Given request
Copy each line of the listing below exactly.

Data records
────────────────────────────────────────

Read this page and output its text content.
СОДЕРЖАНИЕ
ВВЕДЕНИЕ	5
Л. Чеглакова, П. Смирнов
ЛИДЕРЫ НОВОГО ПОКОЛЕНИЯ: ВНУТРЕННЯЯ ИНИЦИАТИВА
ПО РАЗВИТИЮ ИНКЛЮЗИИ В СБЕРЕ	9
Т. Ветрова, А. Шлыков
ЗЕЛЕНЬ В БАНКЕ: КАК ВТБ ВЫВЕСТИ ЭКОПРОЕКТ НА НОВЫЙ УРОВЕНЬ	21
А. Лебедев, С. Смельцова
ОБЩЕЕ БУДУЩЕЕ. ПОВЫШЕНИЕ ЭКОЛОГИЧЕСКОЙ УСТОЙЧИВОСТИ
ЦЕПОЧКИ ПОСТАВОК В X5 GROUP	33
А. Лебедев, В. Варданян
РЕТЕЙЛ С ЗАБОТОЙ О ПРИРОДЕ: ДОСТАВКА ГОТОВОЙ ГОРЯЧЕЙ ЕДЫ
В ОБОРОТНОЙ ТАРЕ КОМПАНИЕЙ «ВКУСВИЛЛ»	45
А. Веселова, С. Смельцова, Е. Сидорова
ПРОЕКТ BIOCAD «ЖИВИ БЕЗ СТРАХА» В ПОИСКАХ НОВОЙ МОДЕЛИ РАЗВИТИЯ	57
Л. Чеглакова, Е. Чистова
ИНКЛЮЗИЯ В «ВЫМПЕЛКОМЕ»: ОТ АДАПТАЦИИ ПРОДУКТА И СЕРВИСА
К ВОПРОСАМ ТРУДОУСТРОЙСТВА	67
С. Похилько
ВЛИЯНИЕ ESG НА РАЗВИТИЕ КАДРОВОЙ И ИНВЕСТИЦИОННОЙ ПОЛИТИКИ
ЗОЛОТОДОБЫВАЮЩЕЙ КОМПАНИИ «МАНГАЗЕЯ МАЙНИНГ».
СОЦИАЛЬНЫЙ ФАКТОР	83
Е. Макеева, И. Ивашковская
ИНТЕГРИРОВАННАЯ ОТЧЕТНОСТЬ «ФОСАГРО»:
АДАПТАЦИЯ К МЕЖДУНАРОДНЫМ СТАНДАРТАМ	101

────────────────────────────────────────

Result for this exercise
Read this page and output its text content.
СОДЕРЖАНИЕ
ВВЕДЕНИЕ	5
Л. Чеглакова, П. Смирнов
ЛИДЕРЫ НОВОГО ПОКОЛЕНИЯ: ВНУТРЕННЯЯ ИНИЦИАТИВА
ПО РАЗВИТИЮ ИНКЛЮЗИИ В СБЕРЕ	9
Т. Ветрова, А. Шлыков
ЗЕЛЕНЬ В БАНКЕ: КАК ВТБ ВЫВЕСТИ ЭКОПРОЕКТ НА НОВЫЙ УРОВЕНЬ	21
А. Лебедев, С. Смельцова
ОБЩЕЕ БУДУЩЕЕ. ПОВЫШЕНИЕ ЭКОЛОГИЧЕСКОЙ УСТОЙЧИВОСТИ
ЦЕПОЧКИ ПОСТАВОК В X5 GROUP	33
А. Лебедев, В. Варданян
РЕТЕЙЛ С ЗАБОТОЙ О ПРИРОДЕ: ДОСТАВКА ГОТОВОЙ ГОРЯЧЕЙ ЕДЫ
В ОБОРОТНОЙ ТАРЕ КОМПАНИЕЙ «ВКУСВИЛЛ»	45
А. Веселова, С. Смельцова, Е. Сидорова
ПРОЕКТ BIOCAD «ЖИВИ БЕЗ СТРАХА» В ПОИСКАХ НОВОЙ МОДЕЛИ РАЗВИТИЯ	57
Л. Чеглакова, Е. Чистова
ИНКЛЮЗИЯ В «ВЫМПЕЛКОМЕ»: ОТ АДАПТАЦИИ ПРОДУКТА И СЕРВИСА
К ВОПРОСАМ ТРУДОУСТРОЙСТВА	67
С. Похилько
ВЛИЯНИЕ ESG НА РАЗВИТИЕ КАДРОВОЙ И ИНВЕСТИЦИОННОЙ ПОЛИТИКИ
ЗОЛОТОДОБЫВАЮЩЕЙ КОМПАНИИ «МАНГАЗЕЯ МАЙНИНГ».
СОЦИАЛЬНЫЙ ФАКТОР	83
Е. Макеева, И. Ивашковская
ИНТЕГРИРОВАННАЯ ОТЧЕТНОСТЬ «ФОСАГРО»:
АДАПТАЦИЯ К МЕЖДУНАРОДНЫМ СТАНДАРТАМ	101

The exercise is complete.